» **Task details**:
Review the listing and copy each line that holds the word "lowering".

* start Records supplied *

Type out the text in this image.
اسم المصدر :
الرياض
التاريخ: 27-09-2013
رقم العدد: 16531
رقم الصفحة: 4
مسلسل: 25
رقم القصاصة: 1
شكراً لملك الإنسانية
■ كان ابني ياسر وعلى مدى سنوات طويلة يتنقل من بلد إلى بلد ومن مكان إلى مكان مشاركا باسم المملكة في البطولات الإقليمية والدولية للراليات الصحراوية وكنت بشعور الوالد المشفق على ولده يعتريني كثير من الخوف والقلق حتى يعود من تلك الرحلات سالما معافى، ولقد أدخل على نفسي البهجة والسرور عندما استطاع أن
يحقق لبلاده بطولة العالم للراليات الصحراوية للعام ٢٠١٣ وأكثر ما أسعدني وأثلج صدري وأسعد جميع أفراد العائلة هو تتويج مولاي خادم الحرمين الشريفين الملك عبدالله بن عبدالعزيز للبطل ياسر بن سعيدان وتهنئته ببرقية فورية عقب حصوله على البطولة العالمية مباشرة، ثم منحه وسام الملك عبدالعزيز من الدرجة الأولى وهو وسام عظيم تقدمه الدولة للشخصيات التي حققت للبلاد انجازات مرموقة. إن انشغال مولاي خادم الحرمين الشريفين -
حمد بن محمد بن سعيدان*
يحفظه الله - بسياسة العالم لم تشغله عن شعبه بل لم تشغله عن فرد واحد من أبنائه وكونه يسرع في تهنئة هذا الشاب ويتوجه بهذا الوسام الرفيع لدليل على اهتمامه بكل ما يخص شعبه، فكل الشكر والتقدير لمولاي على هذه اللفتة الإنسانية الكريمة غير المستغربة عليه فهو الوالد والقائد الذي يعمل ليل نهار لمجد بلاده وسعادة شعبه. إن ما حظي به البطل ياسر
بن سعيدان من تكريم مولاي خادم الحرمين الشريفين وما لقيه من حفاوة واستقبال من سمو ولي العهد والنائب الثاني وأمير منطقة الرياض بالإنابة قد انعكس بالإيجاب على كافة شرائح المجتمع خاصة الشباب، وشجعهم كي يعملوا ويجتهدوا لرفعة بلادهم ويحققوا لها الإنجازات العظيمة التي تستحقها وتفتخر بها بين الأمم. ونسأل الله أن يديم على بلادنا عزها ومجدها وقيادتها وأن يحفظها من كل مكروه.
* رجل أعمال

* end Records supplied *
* start Records supplied *

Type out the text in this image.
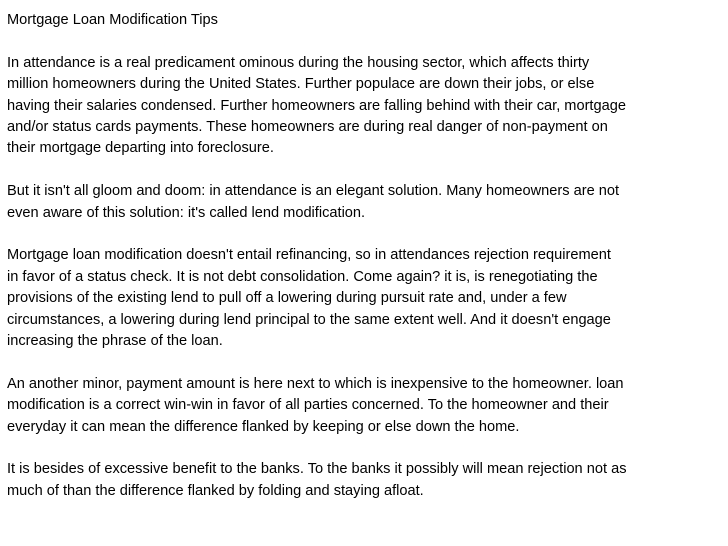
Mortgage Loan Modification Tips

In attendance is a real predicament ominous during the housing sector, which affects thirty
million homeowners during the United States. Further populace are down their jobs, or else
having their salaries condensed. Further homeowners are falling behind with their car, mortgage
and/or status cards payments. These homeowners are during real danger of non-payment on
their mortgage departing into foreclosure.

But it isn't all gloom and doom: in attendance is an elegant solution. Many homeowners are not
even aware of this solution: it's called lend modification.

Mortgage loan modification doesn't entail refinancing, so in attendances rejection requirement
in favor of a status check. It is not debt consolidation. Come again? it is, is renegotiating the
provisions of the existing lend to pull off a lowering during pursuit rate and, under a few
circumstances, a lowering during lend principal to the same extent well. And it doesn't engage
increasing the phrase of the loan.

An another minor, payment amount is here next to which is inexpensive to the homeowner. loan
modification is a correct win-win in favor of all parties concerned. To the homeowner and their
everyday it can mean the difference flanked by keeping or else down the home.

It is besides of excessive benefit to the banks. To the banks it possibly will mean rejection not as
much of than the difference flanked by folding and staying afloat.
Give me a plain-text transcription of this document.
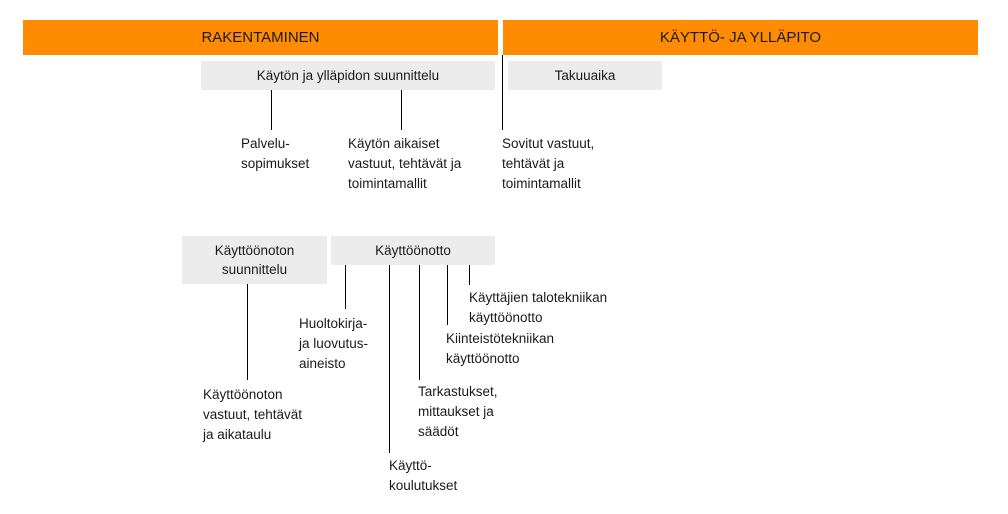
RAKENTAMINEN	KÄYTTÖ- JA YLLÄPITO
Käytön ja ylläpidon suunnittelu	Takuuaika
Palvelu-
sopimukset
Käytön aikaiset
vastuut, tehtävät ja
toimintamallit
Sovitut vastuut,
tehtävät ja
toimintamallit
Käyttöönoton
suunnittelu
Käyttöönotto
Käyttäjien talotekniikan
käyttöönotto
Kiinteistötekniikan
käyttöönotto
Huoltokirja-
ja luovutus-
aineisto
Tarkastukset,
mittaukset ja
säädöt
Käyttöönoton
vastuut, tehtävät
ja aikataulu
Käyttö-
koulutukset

* end Records supplied *

» **Task output**:
provisions of the existing lend to pull off a lowering during pursuit rate and, under a few
circumstances, a lowering during lend principal to the same extent well. And it doesn't engage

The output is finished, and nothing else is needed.